Using the data below, copy every line that contains the word "text".

-- start DATA TO PROCESS --

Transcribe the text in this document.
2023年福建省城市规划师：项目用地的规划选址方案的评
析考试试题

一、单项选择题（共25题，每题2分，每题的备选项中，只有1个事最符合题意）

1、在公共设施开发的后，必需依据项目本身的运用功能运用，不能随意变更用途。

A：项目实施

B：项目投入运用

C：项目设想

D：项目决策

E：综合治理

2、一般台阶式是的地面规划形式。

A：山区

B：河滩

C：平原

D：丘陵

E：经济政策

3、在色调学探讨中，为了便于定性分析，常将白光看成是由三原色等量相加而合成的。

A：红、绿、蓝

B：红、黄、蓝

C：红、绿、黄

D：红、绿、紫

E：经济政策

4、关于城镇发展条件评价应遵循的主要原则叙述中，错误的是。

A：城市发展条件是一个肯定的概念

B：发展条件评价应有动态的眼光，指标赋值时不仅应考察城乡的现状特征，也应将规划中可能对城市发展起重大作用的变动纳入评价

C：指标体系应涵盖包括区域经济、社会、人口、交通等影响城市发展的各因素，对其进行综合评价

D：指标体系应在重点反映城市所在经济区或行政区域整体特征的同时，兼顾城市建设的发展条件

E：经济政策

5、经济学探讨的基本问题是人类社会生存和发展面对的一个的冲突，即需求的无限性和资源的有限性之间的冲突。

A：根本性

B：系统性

-- end DATA TO PROCESS --
-- start DATA TO PROCESS --

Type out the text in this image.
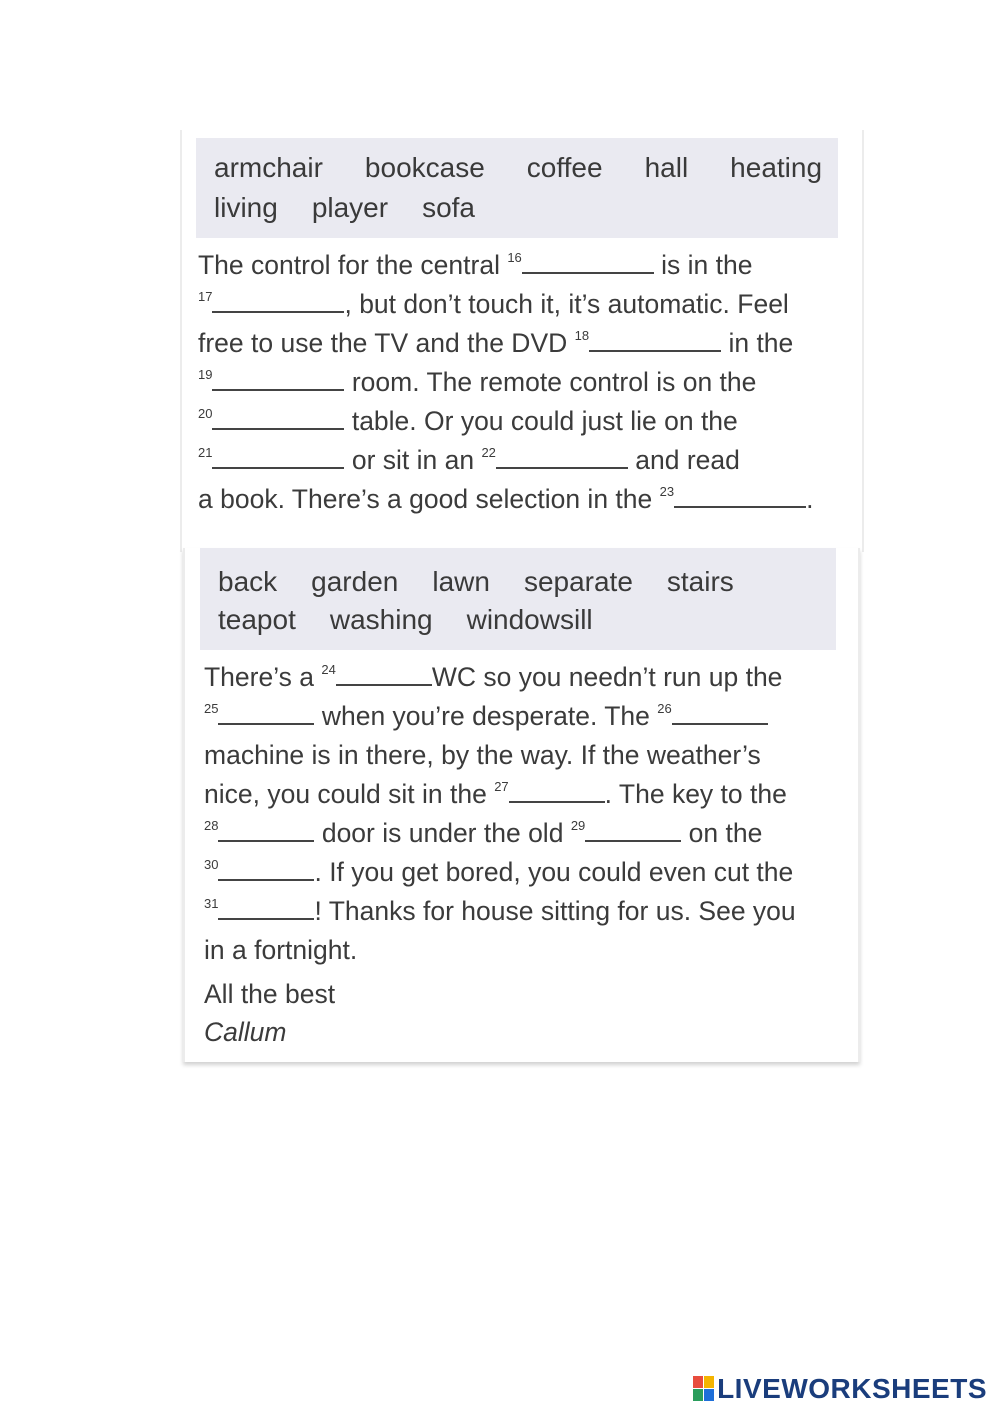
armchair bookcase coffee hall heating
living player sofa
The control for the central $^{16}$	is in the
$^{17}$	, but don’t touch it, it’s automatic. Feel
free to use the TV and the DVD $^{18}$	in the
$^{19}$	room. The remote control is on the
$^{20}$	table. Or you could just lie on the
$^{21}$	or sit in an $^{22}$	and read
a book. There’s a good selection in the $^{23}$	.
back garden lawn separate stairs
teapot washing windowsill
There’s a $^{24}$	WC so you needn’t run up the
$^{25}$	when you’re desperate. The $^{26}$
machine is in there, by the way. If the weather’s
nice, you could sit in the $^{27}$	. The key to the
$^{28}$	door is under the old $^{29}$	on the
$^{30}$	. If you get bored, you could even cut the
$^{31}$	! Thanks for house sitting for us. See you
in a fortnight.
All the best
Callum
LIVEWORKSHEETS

-- end DATA TO PROCESS --

RESPONSE FOR THIS EXERCISE:
Transcribe the text in this document.
Type out the text in this image.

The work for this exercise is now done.